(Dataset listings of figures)
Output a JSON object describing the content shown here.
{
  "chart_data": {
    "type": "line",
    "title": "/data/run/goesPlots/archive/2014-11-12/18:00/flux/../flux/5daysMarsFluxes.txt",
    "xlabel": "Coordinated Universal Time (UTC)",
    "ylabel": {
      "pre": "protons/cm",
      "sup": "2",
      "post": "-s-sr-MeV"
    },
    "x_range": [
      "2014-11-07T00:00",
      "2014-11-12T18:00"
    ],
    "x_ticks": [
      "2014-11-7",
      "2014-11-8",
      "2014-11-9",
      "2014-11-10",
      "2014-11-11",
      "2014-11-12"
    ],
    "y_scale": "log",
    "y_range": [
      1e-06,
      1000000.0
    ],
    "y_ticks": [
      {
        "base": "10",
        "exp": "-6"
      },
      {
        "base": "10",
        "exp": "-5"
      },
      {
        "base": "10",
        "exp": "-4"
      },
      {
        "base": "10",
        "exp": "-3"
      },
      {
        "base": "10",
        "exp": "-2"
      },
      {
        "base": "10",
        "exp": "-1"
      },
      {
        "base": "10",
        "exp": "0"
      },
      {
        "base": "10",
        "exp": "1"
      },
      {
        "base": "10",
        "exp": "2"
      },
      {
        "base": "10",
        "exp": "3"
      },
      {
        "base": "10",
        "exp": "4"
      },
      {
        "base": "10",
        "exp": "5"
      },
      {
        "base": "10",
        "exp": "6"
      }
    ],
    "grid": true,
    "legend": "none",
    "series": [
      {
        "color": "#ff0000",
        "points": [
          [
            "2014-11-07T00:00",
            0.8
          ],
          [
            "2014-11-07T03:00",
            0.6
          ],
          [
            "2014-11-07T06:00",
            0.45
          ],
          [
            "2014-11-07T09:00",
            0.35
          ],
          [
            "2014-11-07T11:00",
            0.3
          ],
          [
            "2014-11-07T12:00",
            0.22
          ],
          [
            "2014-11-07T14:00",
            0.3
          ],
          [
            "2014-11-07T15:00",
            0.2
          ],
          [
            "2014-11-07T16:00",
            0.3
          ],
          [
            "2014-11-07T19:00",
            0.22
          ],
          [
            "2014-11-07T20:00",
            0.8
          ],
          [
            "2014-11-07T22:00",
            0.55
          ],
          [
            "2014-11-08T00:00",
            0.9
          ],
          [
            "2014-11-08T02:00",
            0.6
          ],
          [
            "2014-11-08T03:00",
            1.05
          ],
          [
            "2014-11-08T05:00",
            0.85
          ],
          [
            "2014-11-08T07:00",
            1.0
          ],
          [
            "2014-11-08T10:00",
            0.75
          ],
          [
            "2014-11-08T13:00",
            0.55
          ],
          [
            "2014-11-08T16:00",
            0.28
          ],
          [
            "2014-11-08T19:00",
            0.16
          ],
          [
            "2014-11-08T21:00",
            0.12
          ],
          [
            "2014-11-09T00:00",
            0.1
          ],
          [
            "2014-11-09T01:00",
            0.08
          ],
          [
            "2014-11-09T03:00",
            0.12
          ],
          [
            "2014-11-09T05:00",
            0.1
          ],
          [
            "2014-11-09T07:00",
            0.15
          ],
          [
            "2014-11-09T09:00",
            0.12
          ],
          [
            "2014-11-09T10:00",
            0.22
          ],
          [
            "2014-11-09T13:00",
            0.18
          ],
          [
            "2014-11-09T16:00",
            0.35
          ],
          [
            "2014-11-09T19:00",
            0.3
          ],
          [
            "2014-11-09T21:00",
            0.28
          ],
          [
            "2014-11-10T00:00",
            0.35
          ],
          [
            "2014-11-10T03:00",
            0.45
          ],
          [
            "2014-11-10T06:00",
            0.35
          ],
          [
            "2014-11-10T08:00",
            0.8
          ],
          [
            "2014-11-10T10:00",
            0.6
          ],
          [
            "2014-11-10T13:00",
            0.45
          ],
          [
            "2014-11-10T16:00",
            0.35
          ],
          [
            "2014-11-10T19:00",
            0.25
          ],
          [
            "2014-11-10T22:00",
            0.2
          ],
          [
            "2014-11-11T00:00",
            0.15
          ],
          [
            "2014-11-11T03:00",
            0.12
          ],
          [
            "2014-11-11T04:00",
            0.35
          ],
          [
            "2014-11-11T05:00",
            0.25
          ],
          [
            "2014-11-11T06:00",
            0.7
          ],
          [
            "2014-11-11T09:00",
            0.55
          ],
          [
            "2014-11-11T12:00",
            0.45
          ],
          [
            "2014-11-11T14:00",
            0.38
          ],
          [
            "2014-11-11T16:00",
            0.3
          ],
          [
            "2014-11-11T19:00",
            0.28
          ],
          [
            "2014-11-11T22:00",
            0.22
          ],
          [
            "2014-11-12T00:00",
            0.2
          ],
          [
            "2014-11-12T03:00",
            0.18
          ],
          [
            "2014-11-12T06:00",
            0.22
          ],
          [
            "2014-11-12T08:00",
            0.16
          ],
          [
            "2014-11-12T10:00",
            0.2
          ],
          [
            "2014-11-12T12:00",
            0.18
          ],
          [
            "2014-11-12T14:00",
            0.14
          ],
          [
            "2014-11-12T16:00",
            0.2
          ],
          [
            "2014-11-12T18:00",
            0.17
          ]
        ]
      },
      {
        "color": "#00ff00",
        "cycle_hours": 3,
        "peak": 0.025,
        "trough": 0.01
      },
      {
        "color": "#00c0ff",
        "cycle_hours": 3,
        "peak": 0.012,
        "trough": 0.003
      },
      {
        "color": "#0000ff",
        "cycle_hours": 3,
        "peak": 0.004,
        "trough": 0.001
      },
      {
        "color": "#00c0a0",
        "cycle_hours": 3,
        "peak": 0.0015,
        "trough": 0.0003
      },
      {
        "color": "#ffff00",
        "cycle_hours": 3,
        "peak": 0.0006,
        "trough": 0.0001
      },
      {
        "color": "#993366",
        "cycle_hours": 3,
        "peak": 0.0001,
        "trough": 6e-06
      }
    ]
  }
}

◆ **Problem to solve**
What is the number of lines in the data above that include the word "trough"? Answer with that number only.

◆ **The solution**
6